• _INSTRUCTIONS TO FOLLOW_
Write out the material again word for word, dropping any images it holds.

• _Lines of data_
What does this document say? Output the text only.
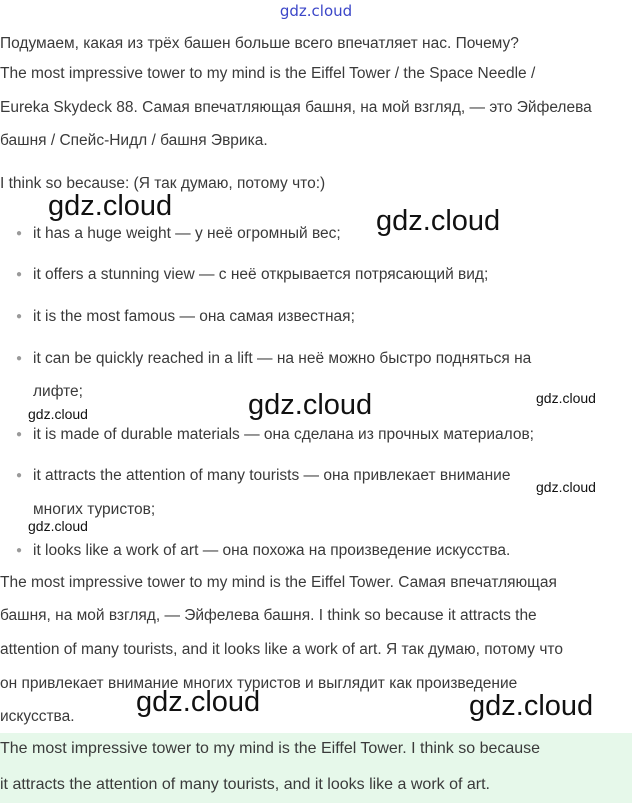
gdz.cloud
Подумаем, какая из трёх башен больше всего впечатляет нас. Почему?
The most impressive tower to my mind is the Eiffel Tower / the Space Needle /
Eureka Skydeck 88. Самая впечатляющая башня, на мой взгляд, — это Эйфелева
башня / Спейс-Нидл / башня Эврика.
I think so because: (Я так думаю, потому что:)
● it has a huge weight — у неё огромный вес;
● it offers a stunning view — с неё открывается потрясающий вид;
● it is the most famous — она самая известная;
● it can be quickly reached in a lift — на неё можно быстро подняться на
лифте;
● it is made of durable materials — она сделана из прочных материалов;
● it attracts the attention of many tourists — она привлекает внимание
многих туристов;
● it looks like a work of art — она похожа на произведение искусства.
The most impressive tower to my mind is the Eiffel Tower. Самая впечатляющая
башня, на мой взгляд, — Эйфелева башня. I think so because it attracts the
attention of many tourists, and it looks like a work of art. Я так думаю, потому что
он привлекает внимание многих туристов и выглядит как произведение
искусства.
The most impressive tower to my mind is the Eiffel Tower. I think so because
it attracts the attention of many tourists, and it looks like a work of art.
gdz.cloud	gdz.cloud
gdz.cloud
gdz.cloud
gdz.cloud
gdz.cloud
gdz.cloud
gdz.cloud	gdz.cloud
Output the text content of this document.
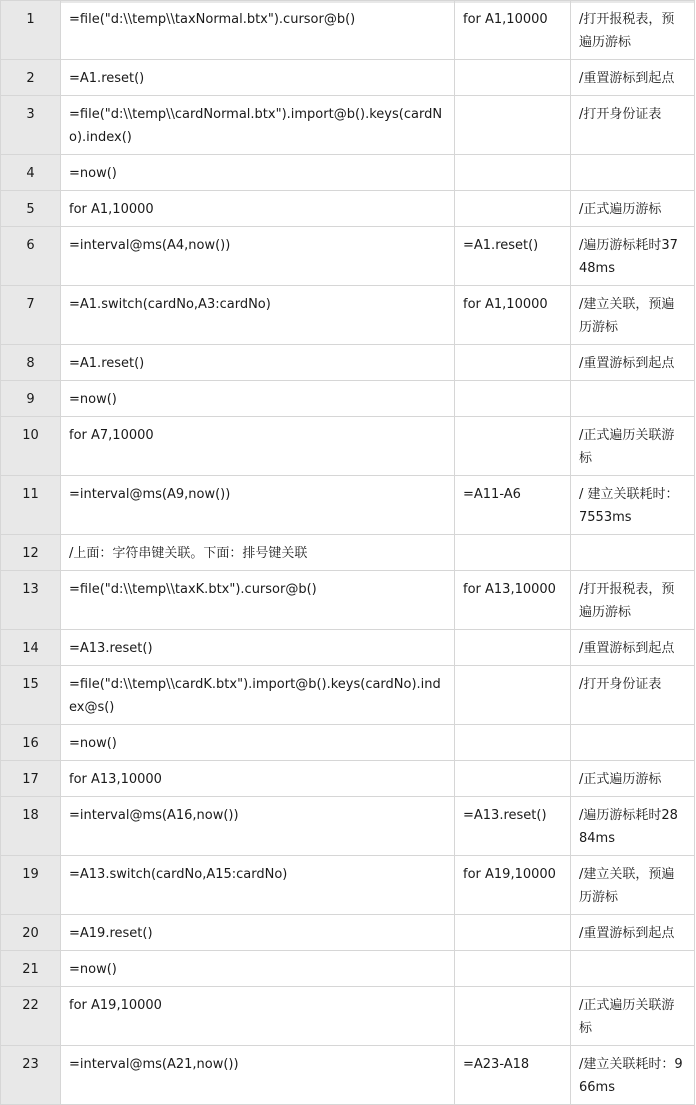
1	=file("d:\\temp\\taxNormal.btx").cursor@b()	for A1,10000	/打开报税表，预遍历游标
2	=A1.reset()		/重置游标到起点
3	=file("d:\\temp\\cardNormal.btx").import@b().keys(cardNo).index()		/打开身份证表
4	=now()		
5	for A1,10000		/正式遍历游标
6	=interval@ms(A4,now())	=A1.reset()	/遍历游标耗时3748ms
7	=A1.switch(cardNo,A3:cardNo)	for A1,10000	/建立关联，预遍历游标
8	=A1.reset()		/重置游标到起点
9	=now()		
10	for A7,10000		/正式遍历关联游标
11	=interval@ms(A9,now())	=A11-A6	/ 建立关联耗时：7553ms
12	/上面：字符串键关联。下面：排号键关联		
13	=file("d:\\temp\\taxK.btx").cursor@b()	for A13,10000	/打开报税表，预遍历游标
14	=A13.reset()		/重置游标到起点
15	=file("d:\\temp\\cardK.btx").import@b().keys(cardNo).index@s()		/打开身份证表
16	=now()		
17	for A13,10000		/正式遍历游标
18	=interval@ms(A16,now())	=A13.reset()	/遍历游标耗时2884ms
19	=A13.switch(cardNo,A15:cardNo)	for A19,10000	/建立关联，预遍历游标
20	=A19.reset()		/重置游标到起点
21	=now()		
22	for A19,10000		/正式遍历关联游标
23	=interval@ms(A21,now())	=A23-A18	/建立关联耗时：966ms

• _TASK RESPONSE_
What does this document say? Output the text only.
gdz.cloud
Подумаем, какая из трёх башен больше всего впечатляет нас. Почему?
The most impressive tower to my mind is the Eiffel Tower / the Space Needle /
Eureka Skydeck 88. Самая впечатляющая башня, на мой взгляд, — это Эйфелева
башня / Спейс-Нидл / башня Эврика.
I think so because: (Я так думаю, потому что:)
● it has a huge weight — у неё огромный вес;
● it offers a stunning view — с неё открывается потрясающий вид;
● it is the most famous — она самая известная;
● it can be quickly reached in a lift — на неё можно быстро подняться на
лифте;
● it is made of durable materials — она сделана из прочных материалов;
● it attracts the attention of many tourists — она привлекает внимание
многих туристов;
● it looks like a work of art — она похожа на произведение искусства.
The most impressive tower to my mind is the Eiffel Tower. Самая впечатляющая
башня, на мой взгляд, — Эйфелева башня. I think so because it attracts the
attention of many tourists, and it looks like a work of art. Я так думаю, потому что
он привлекает внимание многих туристов и выглядит как произведение
искусства.
The most impressive tower to my mind is the Eiffel Tower. I think so because
it attracts the attention of many tourists, and it looks like a work of art.
gdz.cloud	gdz.cloud
gdz.cloud
gdz.cloud
gdz.cloud
gdz.cloud
gdz.cloud
gdz.cloud	gdz.cloud
Output the text content of this document.
1	=file("d:\\temp\\taxNormal.btx").cursor@b()	for A1,10000	/打开报税表，预遍历游标
2	=A1.reset()		/重置游标到起点
3	=file("d:\\temp\\cardNormal.btx").import@b().keys(cardNo).index()		/打开身份证表
4	=now()		
5	for A1,10000		/正式遍历游标
6	=interval@ms(A4,now())	=A1.reset()	/遍历游标耗时3748ms
7	=A1.switch(cardNo,A3:cardNo)	for A1,10000	/建立关联，预遍历游标
8	=A1.reset()		/重置游标到起点
9	=now()		
10	for A7,10000		/正式遍历关联游标
11	=interval@ms(A9,now())	=A11-A6	/ 建立关联耗时：7553ms
12	/上面：字符串键关联。下面：排号键关联		
13	=file("d:\\temp\\taxK.btx").cursor@b()	for A13,10000	/打开报税表，预遍历游标
14	=A13.reset()		/重置游标到起点
15	=file("d:\\temp\\cardK.btx").import@b().keys(cardNo).index@s()		/打开身份证表
16	=now()		
17	for A13,10000		/正式遍历游标
18	=interval@ms(A16,now())	=A13.reset()	/遍历游标耗时2884ms
19	=A13.switch(cardNo,A15:cardNo)	for A19,10000	/建立关联，预遍历游标
20	=A19.reset()		/重置游标到起点
21	=now()		
22	for A19,10000		/正式遍历关联游标
23	=interval@ms(A21,now())	=A23-A18	/建立关联耗时：966ms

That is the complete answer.